Repeat, exactly and completely, the material that follows. Omit the pictures.

▸ **Provided material**:
------------------------------------------------------------

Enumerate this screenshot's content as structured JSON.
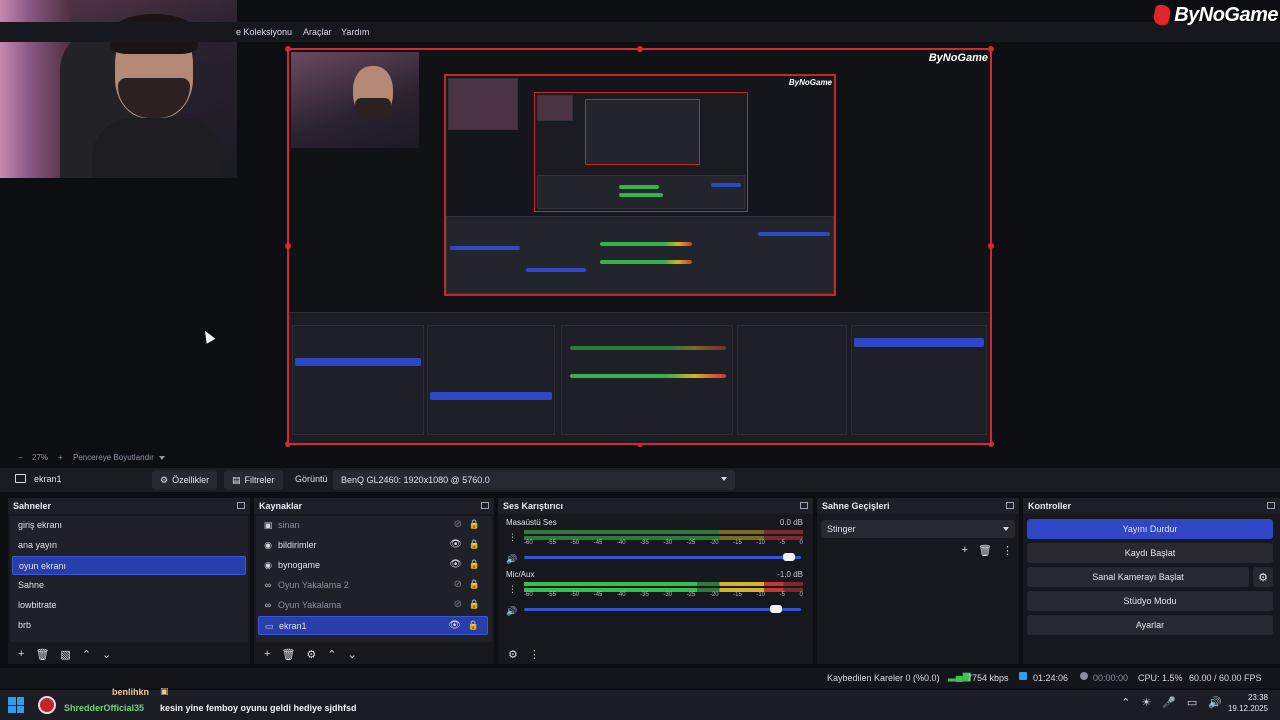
{
  "menu": {
    "items": [
      "e Koleksiyonu",
      "Araçlar",
      "Yardım"
    ]
  },
  "logo": {
    "text": "ByNoGame"
  },
  "zoom": {
    "minus": "−",
    "value": "27%",
    "plus": "+",
    "mode": "Pencereye Boyutlandır"
  },
  "toolbar": {
    "source_name": "ekran1",
    "properties_label": "Özellikler",
    "filters_label": "Filtreler",
    "display_label": "Görüntü",
    "display_value": "BenQ GL2460: 1920x1080 @ 5760.0"
  },
  "scenes": {
    "title": "Sahneler",
    "items": [
      "giriş ekranı",
      "ana yayın",
      "oyun ekranı",
      "Sahne",
      "lowbitrate",
      "brb"
    ],
    "selected_index": 2
  },
  "sources": {
    "title": "Kaynaklar",
    "items": [
      {
        "label": "sinan",
        "icon": "image-icon",
        "visible": false
      },
      {
        "label": "bildirimler",
        "icon": "browser-icon",
        "visible": true
      },
      {
        "label": "bynogame",
        "icon": "browser-icon",
        "visible": true
      },
      {
        "label": "Oyun Yakalama 2",
        "icon": "link-icon",
        "visible": false
      },
      {
        "label": "Oyun Yakalama",
        "icon": "link-icon",
        "visible": false
      },
      {
        "label": "ekran1",
        "icon": "monitor-icon",
        "visible": true
      }
    ],
    "selected_index": 5
  },
  "mixer": {
    "title": "Ses Karıştırıcı",
    "channels": [
      {
        "name": "Masaüstü Ses",
        "db": "0.0 dB",
        "level": 0.0,
        "fader": 0.98
      },
      {
        "name": "Mic/Aux",
        "db": "-1.0 dB",
        "level": 0.6,
        "fader": 0.93
      }
    ],
    "ticks": [
      "-60",
      "-55",
      "-50",
      "-45",
      "-40",
      "-35",
      "-30",
      "-25",
      "-20",
      "-15",
      "-10",
      "-5",
      "0"
    ]
  },
  "transitions": {
    "title": "Sahne Geçişleri",
    "value": "Stinger"
  },
  "controls": {
    "title": "Kontroller",
    "stop_stream": "Yayını Durdur",
    "start_record": "Kaydı Başlat",
    "start_vcam": "Sanal Kamerayı Başlat",
    "studio_mode": "Stüdyo Modu",
    "settings": "Ayarlar"
  },
  "status": {
    "dropped": "Kaybedilen Kareler 0 (%0.0)",
    "bitrate": "7754 kbps",
    "stream_time": "01:24:06",
    "rec_time": "00:00:00",
    "cpu": "CPU: 1.5%",
    "fps": "60.00 / 60.00 FPS"
  },
  "taskbar": {
    "chat_user": "benlihkn",
    "chat_name": "ShredderOfficial35",
    "chat_message": "kesin yine femboy oyunu geldi hediye sjdhfsd",
    "time": "23:38",
    "date": "19.12.2025"
  },
  "colors": {
    "accent": "#2f47c4",
    "selection": "#283ea8",
    "border_red": "#d9272e"
  }
}
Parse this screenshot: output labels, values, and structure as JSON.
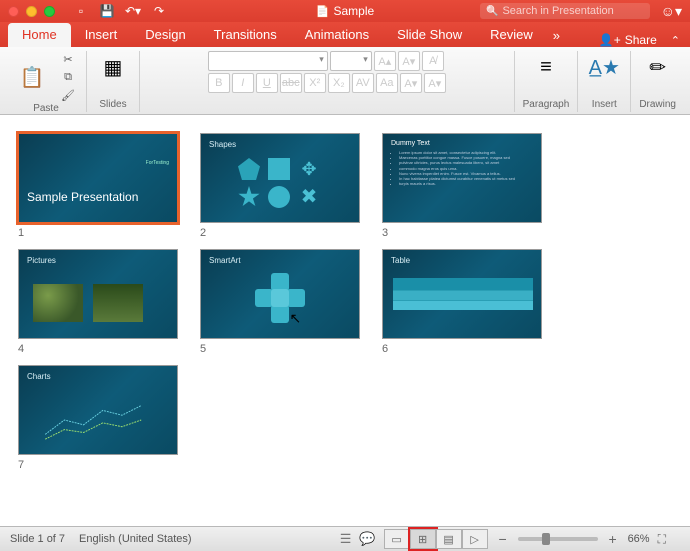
{
  "titlebar": {
    "doc_name": "Sample",
    "search_placeholder": "Search in Presentation"
  },
  "tabs": {
    "items": [
      "Home",
      "Insert",
      "Design",
      "Transitions",
      "Animations",
      "Slide Show",
      "Review"
    ],
    "active_index": 0,
    "more": "»",
    "share": "Share",
    "collapse": "⌃"
  },
  "ribbon": {
    "paste": "Paste",
    "slides": "Slides",
    "font_name_placeholder": "",
    "font_size_placeholder": "",
    "bold": "B",
    "italic": "I",
    "underline": "U",
    "strike": "abc",
    "super": "X²",
    "sub": "X₂",
    "spacing": "AV",
    "clear": "Aₐ",
    "case": "Aa",
    "grow": "A▴",
    "shrink": "A▾",
    "paragraph": "Paragraph",
    "insert": "Insert",
    "drawing": "Drawing"
  },
  "slides": [
    {
      "num": "1",
      "title": "",
      "big": "Sample Presentation",
      "sub": "ForTesting",
      "kind": "title",
      "selected": true
    },
    {
      "num": "2",
      "title": "Shapes",
      "kind": "shapes"
    },
    {
      "num": "3",
      "title": "Dummy Text",
      "kind": "text",
      "bullets": [
        "Lorem ipsum dolor sit amet, consectetur adipiscing elit.",
        "Maecenas porttitor congue massa. Fusce posuere, magna sed",
        "pulvinar ultricies, purus lectus malesuada libero, sit amet",
        "commodo magna eros quis urna.",
        "Nunc viverra imperdiet enim. Fusce est. Vivamus a tellus.",
        "In hac habitasse platea dictumst curabitur venenatis ut metus sed",
        "turpis mauris a risus."
      ]
    },
    {
      "num": "4",
      "title": "Pictures",
      "kind": "pics"
    },
    {
      "num": "5",
      "title": "SmartArt",
      "kind": "smart"
    },
    {
      "num": "6",
      "title": "Table",
      "kind": "table"
    },
    {
      "num": "7",
      "title": "Charts",
      "kind": "chart"
    }
  ],
  "statusbar": {
    "slide_info": "Slide 1 of 7",
    "language": "English (United States)",
    "zoom": "66%"
  },
  "icons": {
    "scissors": "✂",
    "copy": "⧉",
    "brush": "🖌",
    "star": "✦",
    "user": "👤",
    "notes": "☰",
    "comments": "💬",
    "normal": "▭",
    "sorter": "⊞",
    "reading": "▤",
    "play": "▷",
    "fit": "⛶",
    "minus": "−",
    "plus": "+"
  },
  "colors": {
    "brand": "#e03324",
    "select": "#e8622c",
    "slidebg": "#0c5470"
  }
}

------------------------------------------------------------

▸ **Result for this task**:
Enumerate this screenshot's content as structured JSON.
{
  "menu": {
    "items": [
      "e Koleksiyonu",
      "Araçlar",
      "Yardım"
    ]
  },
  "logo": {
    "text": "ByNoGame"
  },
  "zoom": {
    "minus": "−",
    "value": "27%",
    "plus": "+",
    "mode": "Pencereye Boyutlandır"
  },
  "toolbar": {
    "source_name": "ekran1",
    "properties_label": "Özellikler",
    "filters_label": "Filtreler",
    "display_label": "Görüntü",
    "display_value": "BenQ GL2460: 1920x1080 @ 5760.0"
  },
  "scenes": {
    "title": "Sahneler",
    "items": [
      "giriş ekranı",
      "ana yayın",
      "oyun ekranı",
      "Sahne",
      "lowbitrate",
      "brb"
    ],
    "selected_index": 2
  },
  "sources": {
    "title": "Kaynaklar",
    "items": [
      {
        "label": "sinan",
        "icon": "image-icon",
        "visible": false
      },
      {
        "label": "bildirimler",
        "icon": "browser-icon",
        "visible": true
      },
      {
        "label": "bynogame",
        "icon": "browser-icon",
        "visible": true
      },
      {
        "label": "Oyun Yakalama 2",
        "icon": "link-icon",
        "visible": false
      },
      {
        "label": "Oyun Yakalama",
        "icon": "link-icon",
        "visible": false
      },
      {
        "label": "ekran1",
        "icon": "monitor-icon",
        "visible": true
      }
    ],
    "selected_index": 5
  },
  "mixer": {
    "title": "Ses Karıştırıcı",
    "channels": [
      {
        "name": "Masaüstü Ses",
        "db": "0.0 dB",
        "level": 0.0,
        "fader": 0.98
      },
      {
        "name": "Mic/Aux",
        "db": "-1.0 dB",
        "level": 0.6,
        "fader": 0.93
      }
    ],
    "ticks": [
      "-60",
      "-55",
      "-50",
      "-45",
      "-40",
      "-35",
      "-30",
      "-25",
      "-20",
      "-15",
      "-10",
      "-5",
      "0"
    ]
  },
  "transitions": {
    "title": "Sahne Geçişleri",
    "value": "Stinger"
  },
  "controls": {
    "title": "Kontroller",
    "stop_stream": "Yayını Durdur",
    "start_record": "Kaydı Başlat",
    "start_vcam": "Sanal Kamerayı Başlat",
    "studio_mode": "Stüdyo Modu",
    "settings": "Ayarlar"
  },
  "status": {
    "dropped": "Kaybedilen Kareler 0 (%0.0)",
    "bitrate": "7754 kbps",
    "stream_time": "01:24:06",
    "rec_time": "00:00:00",
    "cpu": "CPU: 1.5%",
    "fps": "60.00 / 60.00 FPS"
  },
  "taskbar": {
    "chat_user": "benlihkn",
    "chat_name": "ShredderOfficial35",
    "chat_message": "kesin yine femboy oyunu geldi hediye sjdhfsd",
    "time": "23:38",
    "date": "19.12.2025"
  },
  "colors": {
    "accent": "#2f47c4",
    "selection": "#283ea8",
    "border_red": "#d9272e"
  }
}
Parse this screenshot: output labels, values, and structure as JSON.
{
  "titlebar": {
    "doc_name": "Sample",
    "search_placeholder": "Search in Presentation"
  },
  "tabs": {
    "items": [
      "Home",
      "Insert",
      "Design",
      "Transitions",
      "Animations",
      "Slide Show",
      "Review"
    ],
    "active_index": 0,
    "more": "»",
    "share": "Share",
    "collapse": "⌃"
  },
  "ribbon": {
    "paste": "Paste",
    "slides": "Slides",
    "font_name_placeholder": "",
    "font_size_placeholder": "",
    "bold": "B",
    "italic": "I",
    "underline": "U",
    "strike": "abc",
    "super": "X²",
    "sub": "X₂",
    "spacing": "AV",
    "clear": "Aₐ",
    "case": "Aa",
    "grow": "A▴",
    "shrink": "A▾",
    "paragraph": "Paragraph",
    "insert": "Insert",
    "drawing": "Drawing"
  },
  "slides": [
    {
      "num": "1",
      "title": "",
      "big": "Sample Presentation",
      "sub": "ForTesting",
      "kind": "title",
      "selected": true
    },
    {
      "num": "2",
      "title": "Shapes",
      "kind": "shapes"
    },
    {
      "num": "3",
      "title": "Dummy Text",
      "kind": "text",
      "bullets": [
        "Lorem ipsum dolor sit amet, consectetur adipiscing elit.",
        "Maecenas porttitor congue massa. Fusce posuere, magna sed",
        "pulvinar ultricies, purus lectus malesuada libero, sit amet",
        "commodo magna eros quis urna.",
        "Nunc viverra imperdiet enim. Fusce est. Vivamus a tellus.",
        "In hac habitasse platea dictumst curabitur venenatis ut metus sed",
        "turpis mauris a risus."
      ]
    },
    {
      "num": "4",
      "title": "Pictures",
      "kind": "pics"
    },
    {
      "num": "5",
      "title": "SmartArt",
      "kind": "smart"
    },
    {
      "num": "6",
      "title": "Table",
      "kind": "table"
    },
    {
      "num": "7",
      "title": "Charts",
      "kind": "chart"
    }
  ],
  "statusbar": {
    "slide_info": "Slide 1 of 7",
    "language": "English (United States)",
    "zoom": "66%"
  },
  "icons": {
    "scissors": "✂",
    "copy": "⧉",
    "brush": "🖌",
    "star": "✦",
    "user": "👤",
    "notes": "☰",
    "comments": "💬",
    "normal": "▭",
    "sorter": "⊞",
    "reading": "▤",
    "play": "▷",
    "fit": "⛶",
    "minus": "−",
    "plus": "+"
  },
  "colors": {
    "brand": "#e03324",
    "select": "#e8622c",
    "slidebg": "#0c5470"
  }
}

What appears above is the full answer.